▸ **What you will do**: Determine which lines contain the word "کرمانشاه", then copy those lines.

== Entries shown ==

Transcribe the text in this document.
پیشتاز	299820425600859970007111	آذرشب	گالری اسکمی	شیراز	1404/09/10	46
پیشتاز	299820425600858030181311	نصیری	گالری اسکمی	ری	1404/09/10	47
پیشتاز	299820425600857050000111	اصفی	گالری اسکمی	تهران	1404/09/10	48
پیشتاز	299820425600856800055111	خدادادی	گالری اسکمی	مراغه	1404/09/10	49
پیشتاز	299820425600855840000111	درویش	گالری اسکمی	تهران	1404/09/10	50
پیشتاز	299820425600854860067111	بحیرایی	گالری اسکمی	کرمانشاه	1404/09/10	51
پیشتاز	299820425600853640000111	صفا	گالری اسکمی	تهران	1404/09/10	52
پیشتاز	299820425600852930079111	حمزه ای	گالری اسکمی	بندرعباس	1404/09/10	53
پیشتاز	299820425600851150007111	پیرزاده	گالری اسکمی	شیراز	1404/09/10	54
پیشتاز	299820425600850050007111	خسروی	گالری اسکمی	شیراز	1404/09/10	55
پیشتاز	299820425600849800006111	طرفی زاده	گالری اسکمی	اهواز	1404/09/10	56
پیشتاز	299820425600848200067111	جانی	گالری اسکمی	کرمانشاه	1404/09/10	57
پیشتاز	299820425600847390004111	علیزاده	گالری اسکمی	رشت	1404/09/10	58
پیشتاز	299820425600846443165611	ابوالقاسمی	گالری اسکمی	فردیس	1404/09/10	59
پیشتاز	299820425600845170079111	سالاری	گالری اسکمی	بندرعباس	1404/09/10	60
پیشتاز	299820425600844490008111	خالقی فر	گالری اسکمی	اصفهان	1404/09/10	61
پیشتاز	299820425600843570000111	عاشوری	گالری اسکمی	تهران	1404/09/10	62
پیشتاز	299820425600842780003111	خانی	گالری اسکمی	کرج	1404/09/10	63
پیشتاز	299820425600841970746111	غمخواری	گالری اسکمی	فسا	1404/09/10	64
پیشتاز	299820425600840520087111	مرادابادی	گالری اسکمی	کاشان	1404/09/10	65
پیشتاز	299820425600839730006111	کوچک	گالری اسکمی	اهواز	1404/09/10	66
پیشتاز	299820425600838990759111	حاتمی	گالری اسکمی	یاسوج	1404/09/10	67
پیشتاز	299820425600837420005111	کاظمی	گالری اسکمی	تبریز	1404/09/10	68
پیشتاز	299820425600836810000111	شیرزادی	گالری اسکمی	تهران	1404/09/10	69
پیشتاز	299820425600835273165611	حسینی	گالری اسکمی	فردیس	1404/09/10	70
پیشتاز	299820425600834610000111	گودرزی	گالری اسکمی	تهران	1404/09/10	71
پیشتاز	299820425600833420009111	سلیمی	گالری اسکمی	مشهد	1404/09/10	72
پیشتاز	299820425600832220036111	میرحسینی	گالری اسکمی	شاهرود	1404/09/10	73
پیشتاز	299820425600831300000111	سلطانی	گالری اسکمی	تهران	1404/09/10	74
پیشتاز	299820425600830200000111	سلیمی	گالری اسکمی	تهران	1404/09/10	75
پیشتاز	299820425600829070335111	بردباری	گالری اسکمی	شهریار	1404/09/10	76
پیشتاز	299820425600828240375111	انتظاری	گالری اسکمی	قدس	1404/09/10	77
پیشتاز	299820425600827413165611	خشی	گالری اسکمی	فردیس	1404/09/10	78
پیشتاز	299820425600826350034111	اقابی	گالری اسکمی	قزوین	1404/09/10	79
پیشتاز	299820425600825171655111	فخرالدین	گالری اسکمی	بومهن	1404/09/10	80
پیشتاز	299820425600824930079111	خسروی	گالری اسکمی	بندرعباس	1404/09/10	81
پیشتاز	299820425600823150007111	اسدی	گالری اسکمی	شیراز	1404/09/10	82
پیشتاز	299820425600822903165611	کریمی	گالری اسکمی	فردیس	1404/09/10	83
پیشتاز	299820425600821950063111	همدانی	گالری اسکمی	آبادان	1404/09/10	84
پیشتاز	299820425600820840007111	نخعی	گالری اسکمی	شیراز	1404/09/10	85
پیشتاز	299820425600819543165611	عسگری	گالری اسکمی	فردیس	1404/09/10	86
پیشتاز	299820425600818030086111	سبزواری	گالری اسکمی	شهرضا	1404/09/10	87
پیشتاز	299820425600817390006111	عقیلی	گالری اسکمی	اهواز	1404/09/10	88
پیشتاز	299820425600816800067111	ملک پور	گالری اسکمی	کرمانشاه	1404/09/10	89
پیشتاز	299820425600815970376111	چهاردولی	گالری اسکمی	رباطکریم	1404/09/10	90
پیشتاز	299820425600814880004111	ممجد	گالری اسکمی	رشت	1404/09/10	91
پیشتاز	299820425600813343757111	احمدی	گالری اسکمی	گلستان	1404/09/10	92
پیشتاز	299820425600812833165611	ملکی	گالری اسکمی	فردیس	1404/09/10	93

===

▸ **Answer for this exercise**:
پیشتاز	299820425600854860067111	بحیرایی	گالری اسکمی	کرمانشاه	1404/09/10	51
پیشتاز	299820425600848200067111	جانی	گالری اسکمی	کرمانشاه	1404/09/10	57
پیشتاز	299820425600816800067111	ملک پور	گالری اسکمی	کرمانشاه	1404/09/10	89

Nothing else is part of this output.